» **RECORDS FOR PROCESSING**
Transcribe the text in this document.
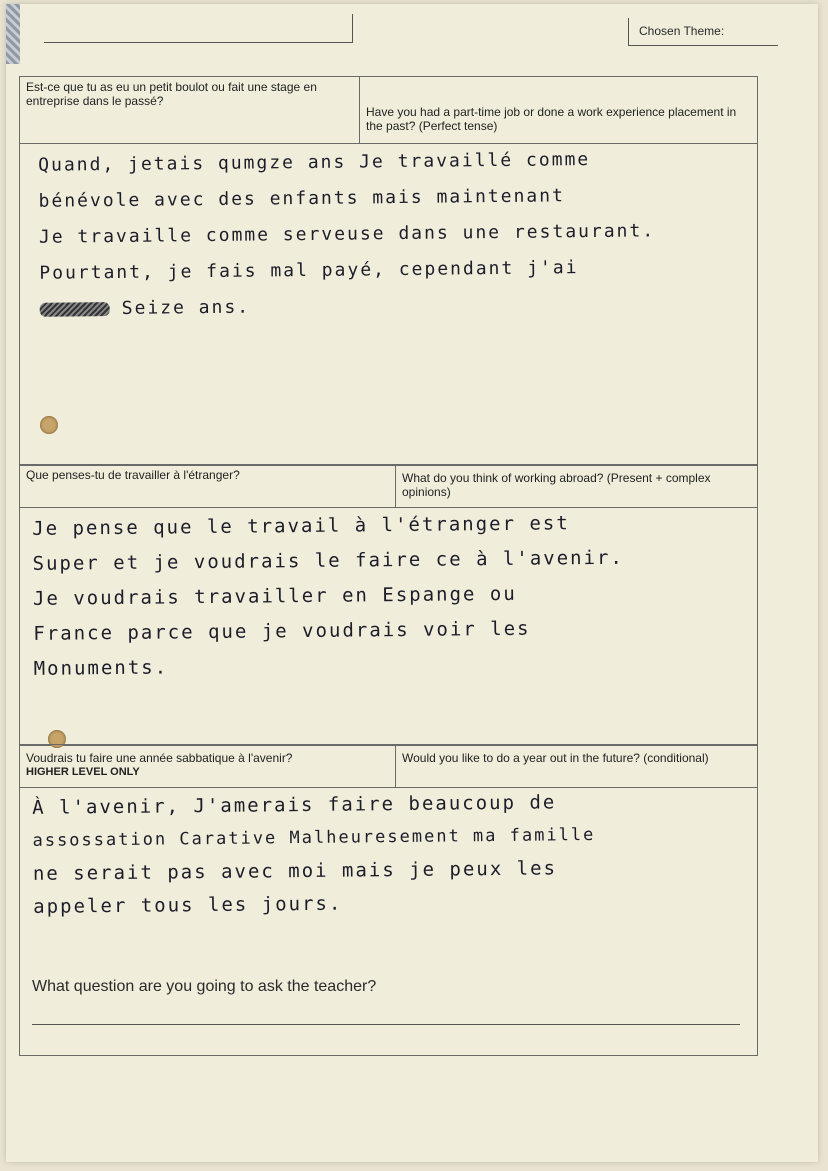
Chosen Theme:
Est-ce que tu as eu un petit boulot ou fait une stage en entreprise dans le passé?
Have you had a part-time job or done a work experience placement in the past? (Perfect tense)
Quand, jetais qumgze ans Je travaillé comme
bénévole avec des enfants mais maintenant
Je travaille comme serveuse dans une restaurant.
Pourtant, je fais mal payé, cependant j'ai
Seize ans.
Que penses-tu de travailler à l'étranger?	What do you think of working abroad? (Present + complex opinions)
Je pense que le travail à l'étranger est
Super et je voudrais le faire ce à l'avenir.
Je voudrais travailler en Espange ou
France parce que je voudrais voir les
Monuments.
Voudrais tu faire une année sabbatique à l'avenir?
HIGHER LEVEL ONLY
Would you like to do a year out in the future? (conditional)
À l'avenir, J'amerais faire beaucoup de
assossation Carative Malheuresement ma famille
ne serait pas avec moi mais je peux les
appeler tous les jours.
What question are you going to ask the teacher?
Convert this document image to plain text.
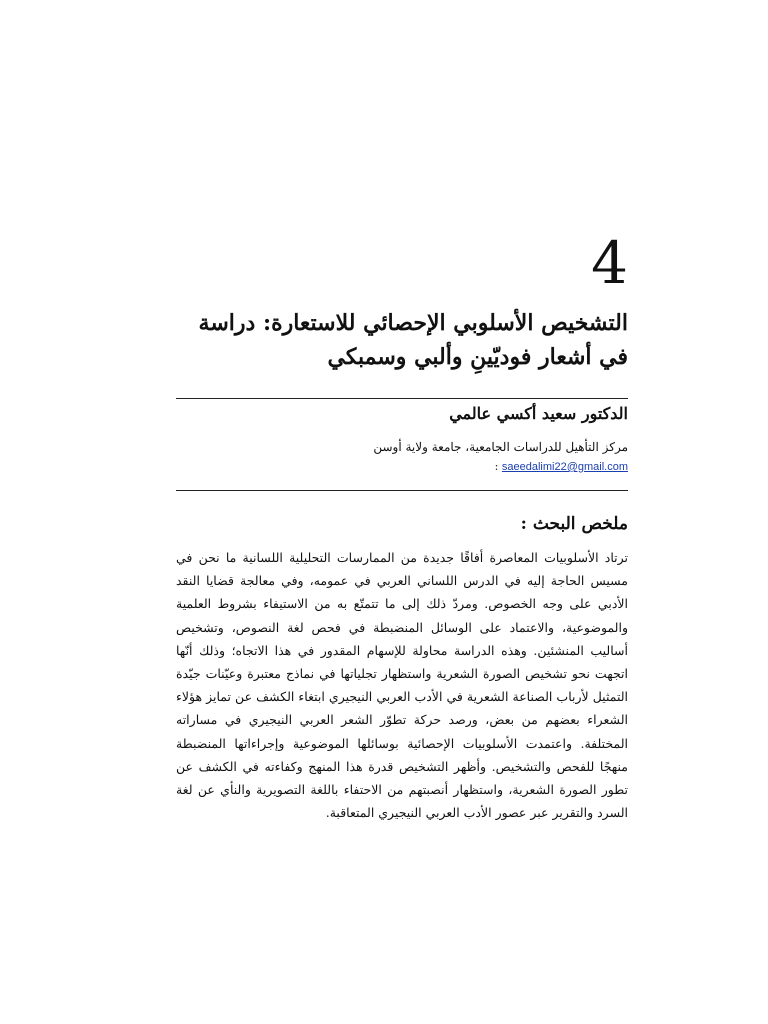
4
التشخيص الأسلوبي الإحصائي للاستعارة: دراسة في أشعار فوديّينِ وألبي وسمبكي
الدكتور سعيد أكسي عالمي
مركز التأهيل للدراسات الجامعية، جامعة ولاية أوسن
saeedalimi22@gmail.com :
ملخص البحث :

ترتاد الأسلوبيات المعاصرة أفاقًا جديدة من الممارسات التحليلية اللسانية ما نحن في مسيس الحاجة إليه في الدرس اللساني العربي في عمومه، وفي معالجة قضايا النقد الأدبي على وجه الخصوص. ومردّ ذلك إلى ما تتمتّع به من الاستيفاء بشروط العلمية والموضوعية، والاعتماد على الوسائل المنضبطة في فحص لغة النصوص، وتشخيص أساليب المنشئين. وهذه الدراسة محاولة للإسهام المقدور في هذا الاتجاه؛ وذلك أنّها اتجهت نحو تشخيص الصورة الشعرية واستظهار تجلياتها في نماذج معتبرة وعيّنات جيّدة التمثيل لأرباب الصناعة الشعرية في الأدب العربي النيجيري ابتغاء الكشف عن تمايز هؤلاء الشعراء بعضهم من بعض، ورصد حركة تطوّر الشعر العربي النيجيري في مساراته المختلفة. واعتمدت الأسلوبيات الإحصائية بوسائلها الموضوعية وإجراءاتها المنضبطة منهجًا للفحص والتشخيص. وأظهر التشخيص قدرة هذا المنهج وكفاءته في الكشف عن تطور الصورة الشعرية، واستظهار أنصبتهم من الاحتفاء باللغة التصويرية والنأي عن لغة السرد والتقرير عبر عصور الأدب العربي النيجيري المتعاقبة.
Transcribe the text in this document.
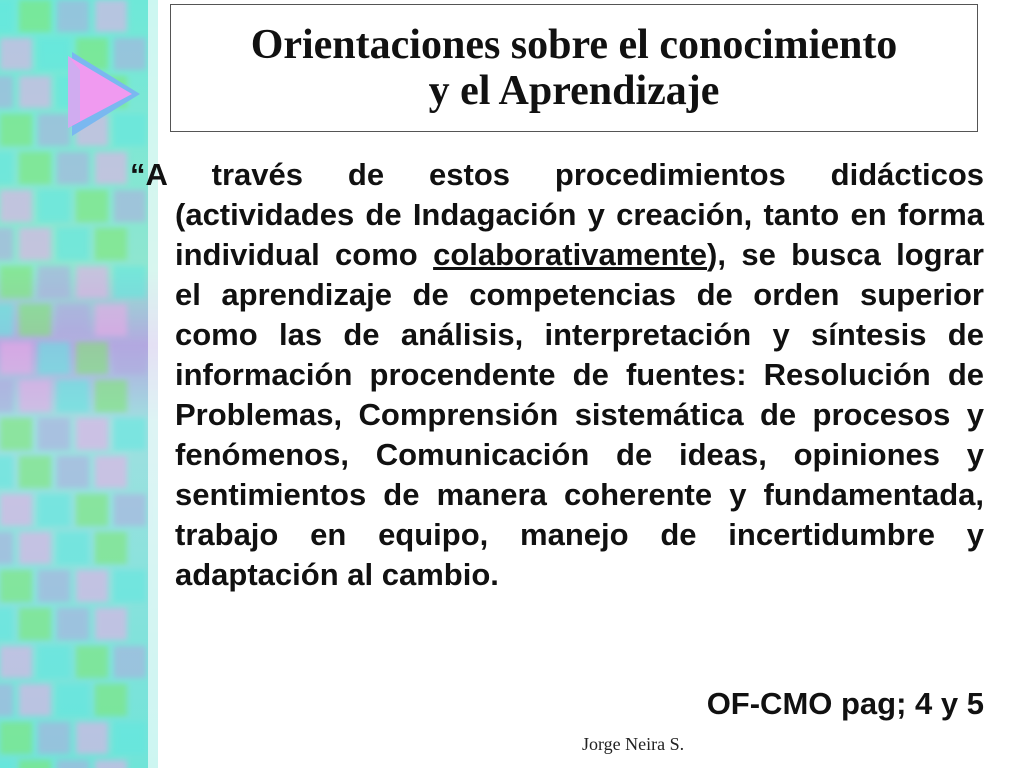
Orientaciones sobre el conocimiento
y el Aprendizaje

“A través de estos procedimientos didácticos (actividades de Indagación y creación, tanto en forma individual como colaborativamente), se busca lograr el aprendizaje de competencias de orden superior como las de análisis, interpretación y síntesis de información procendente de fuentes: Resolución de Problemas, Comprensión sistemática de procesos y fenómenos, Comunicación de ideas, opiniones y sentimientos de manera coherente y fundamentada, trabajo en equipo, manejo de incertidumbre y adaptación al cambio.

OF-CMO pag; 4 y 5

Jorge Neira S.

» **DIRECTIVE**
Note how many lines in the material hold the word "travailler", and give that number with nothing added.

» **COMPLETE RESPONSE**
2